**Task objective:** Report how many lines contain "månad". Give the number and nothing else.

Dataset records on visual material

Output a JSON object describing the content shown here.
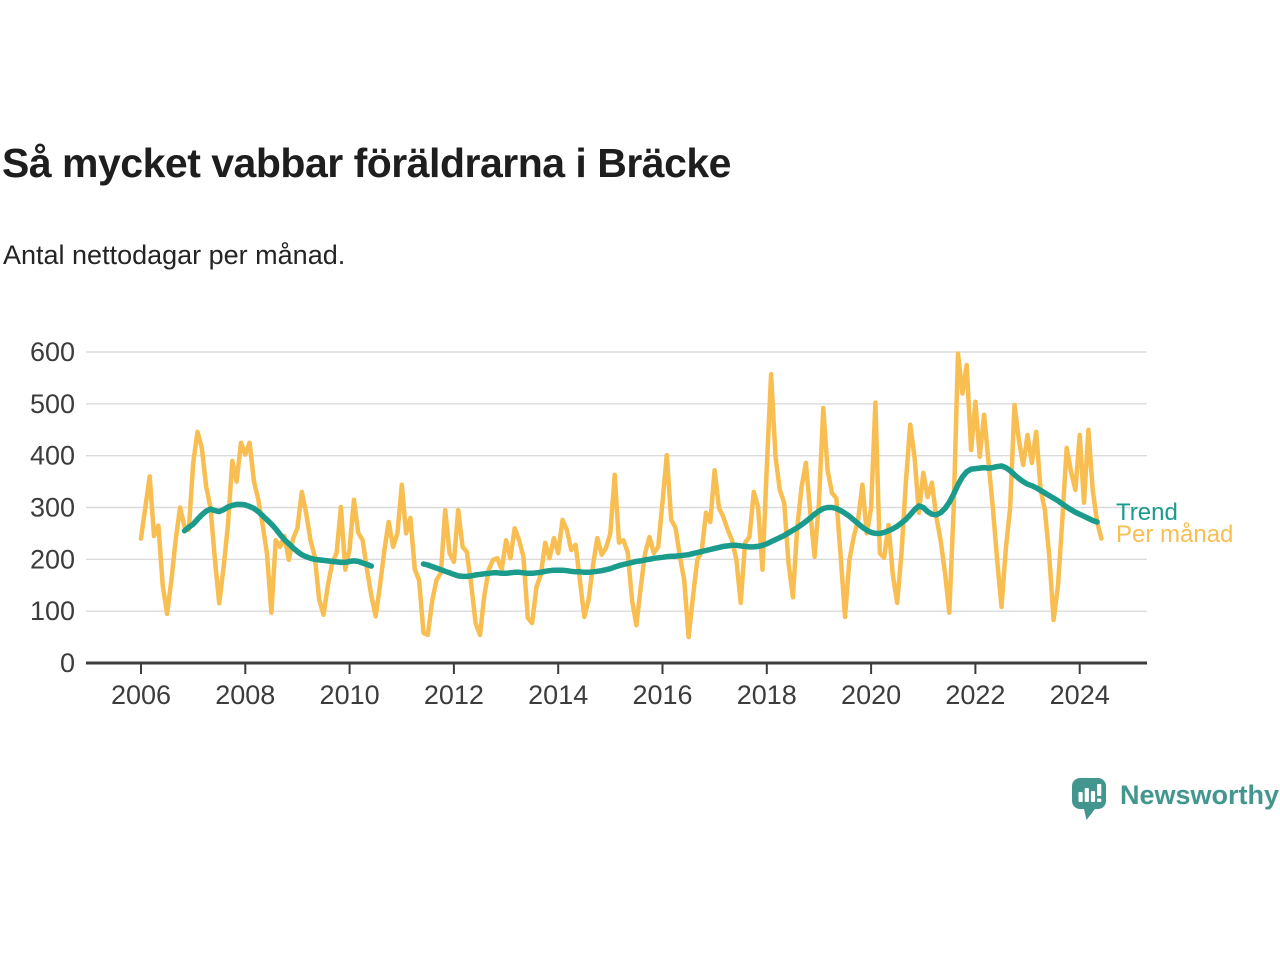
{
  "title": "Så mycket vabbar föräldrarna i Bräcke",
  "subtitle": "Antal nettodagar per månad.",
  "legend": {
    "trend_label": "Trend",
    "monthly_label": "Per månad"
  },
  "branding": {
    "name": "Newsworthy",
    "logo_icon": "speech-bubble-bar-chart-icon",
    "color": "#43968E"
  },
  "colors": {
    "monthly_line": "#F9BE51",
    "trend_line": "#1A9B8C",
    "grid": "#DBDBDB",
    "axis": "#3C3C3C",
    "title_text": "#1E1E1E"
  },
  "chart_data": {
    "type": "line",
    "title": "Så mycket vabbar föräldrarna i Bräcke",
    "subtitle": "Antal nettodagar per månad.",
    "ylabel": "",
    "xlabel": "",
    "grid": "horizontal",
    "legend_position": "right-of-line-ends",
    "y_ticks": [
      0,
      100,
      200,
      300,
      400,
      500,
      600
    ],
    "ylim": [
      0,
      620
    ],
    "x_tick_years": [
      2006,
      2008,
      2010,
      2012,
      2014,
      2016,
      2018,
      2020,
      2022,
      2024
    ],
    "x_range_note": "monthly values from 2006-01 to 2024-06",
    "series": [
      {
        "name": "Per månad",
        "color": "#F9BE51",
        "stroke_width": 4.5,
        "start": "2006-01",
        "values": [
          240,
          300,
          360,
          245,
          265,
          150,
          95,
          160,
          240,
          300,
          263,
          257,
          386,
          446,
          415,
          340,
          300,
          200,
          115,
          185,
          265,
          390,
          350,
          425,
          402,
          425,
          350,
          315,
          266,
          210,
          97,
          237,
          224,
          245,
          199,
          240,
          260,
          330,
          290,
          237,
          205,
          122,
          93,
          150,
          193,
          212,
          301,
          180,
          220,
          315,
          251,
          237,
          180,
          130,
          90,
          150,
          218,
          272,
          224,
          250,
          344,
          250,
          280,
          180,
          160,
          58,
          54,
          120,
          160,
          174,
          295,
          212,
          195,
          295,
          224,
          214,
          150,
          77,
          54,
          130,
          180,
          199,
          202,
          180,
          237,
          202,
          260,
          237,
          205,
          87,
          77,
          147,
          170,
          232,
          202,
          241,
          212,
          276,
          257,
          218,
          228,
          160,
          89,
          122,
          189,
          241,
          209,
          222,
          250,
          363,
          232,
          237,
          214,
          120,
          73,
          147,
          212,
          243,
          212,
          224,
          310,
          401,
          276,
          261,
          205,
          160,
          50,
          127,
          199,
          214,
          290,
          272,
          372,
          299,
          282,
          257,
          237,
          199,
          116,
          232,
          243,
          330,
          301,
          180,
          378,
          557,
          398,
          334,
          309,
          193,
          127,
          261,
          340,
          386,
          290,
          205,
          309,
          492,
          372,
          328,
          318,
          205,
          89,
          199,
          243,
          276,
          344,
          250,
          299,
          502,
          212,
          203,
          266,
          170,
          116,
          212,
          350,
          460,
          396,
          290,
          367,
          320,
          348,
          282,
          237,
          174,
          97,
          300,
          597,
          520,
          575,
          411,
          504,
          398,
          479,
          390,
          300,
          200,
          108,
          220,
          301,
          498,
          430,
          382,
          440,
          386,
          446,
          334,
          295,
          205,
          83,
          150,
          276,
          415,
          369,
          334,
          440,
          309,
          450,
          334,
          272,
          240
        ]
      },
      {
        "name": "Trend",
        "color": "#1A9B8C",
        "stroke_width": 5.5,
        "start": "2006-11",
        "values": [
          255,
          262,
          268,
          277,
          286,
          293,
          297,
          294,
          292,
          296,
          301,
          304,
          306,
          306,
          305,
          302,
          298,
          292,
          284,
          276,
          268,
          259,
          248,
          238,
          230,
          222,
          215,
          209,
          205,
          202,
          200,
          199,
          198,
          197,
          196,
          195,
          194,
          194,
          196,
          197,
          196,
          193,
          190,
          187,
          null,
          null,
          null,
          null,
          null,
          null,
          null,
          null,
          null,
          null,
          null,
          191,
          189,
          186,
          183,
          180,
          177,
          174,
          171,
          168,
          167,
          167,
          168,
          170,
          171,
          172,
          173,
          174,
          174,
          173,
          173,
          174,
          175,
          175,
          174,
          173,
          173,
          174,
          175,
          177,
          178,
          179,
          179,
          179,
          178,
          177,
          176,
          176,
          175,
          175,
          176,
          177,
          178,
          180,
          182,
          185,
          188,
          190,
          192,
          194,
          196,
          197,
          199,
          200,
          202,
          203,
          204,
          205,
          206,
          206,
          207,
          208,
          209,
          211,
          213,
          215,
          217,
          219,
          221,
          223,
          225,
          226,
          227,
          227,
          226,
          225,
          224,
          224,
          225,
          227,
          230,
          234,
          238,
          242,
          246,
          251,
          256,
          261,
          267,
          273,
          280,
          287,
          293,
          298,
          300,
          300,
          298,
          294,
          289,
          283,
          276,
          269,
          262,
          256,
          252,
          250,
          250,
          252,
          255,
          259,
          264,
          270,
          277,
          286,
          296,
          303,
          300,
          292,
          287,
          286,
          290,
          298,
          310,
          326,
          344,
          359,
          369,
          374,
          375,
          376,
          377,
          376,
          377,
          379,
          380,
          377,
          371,
          363,
          356,
          350,
          345,
          342,
          338,
          333,
          328,
          323,
          318,
          313,
          307,
          301,
          296,
          291,
          287,
          283,
          279,
          275,
          272
        ]
      }
    ]
  }
}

**Written answer:** 4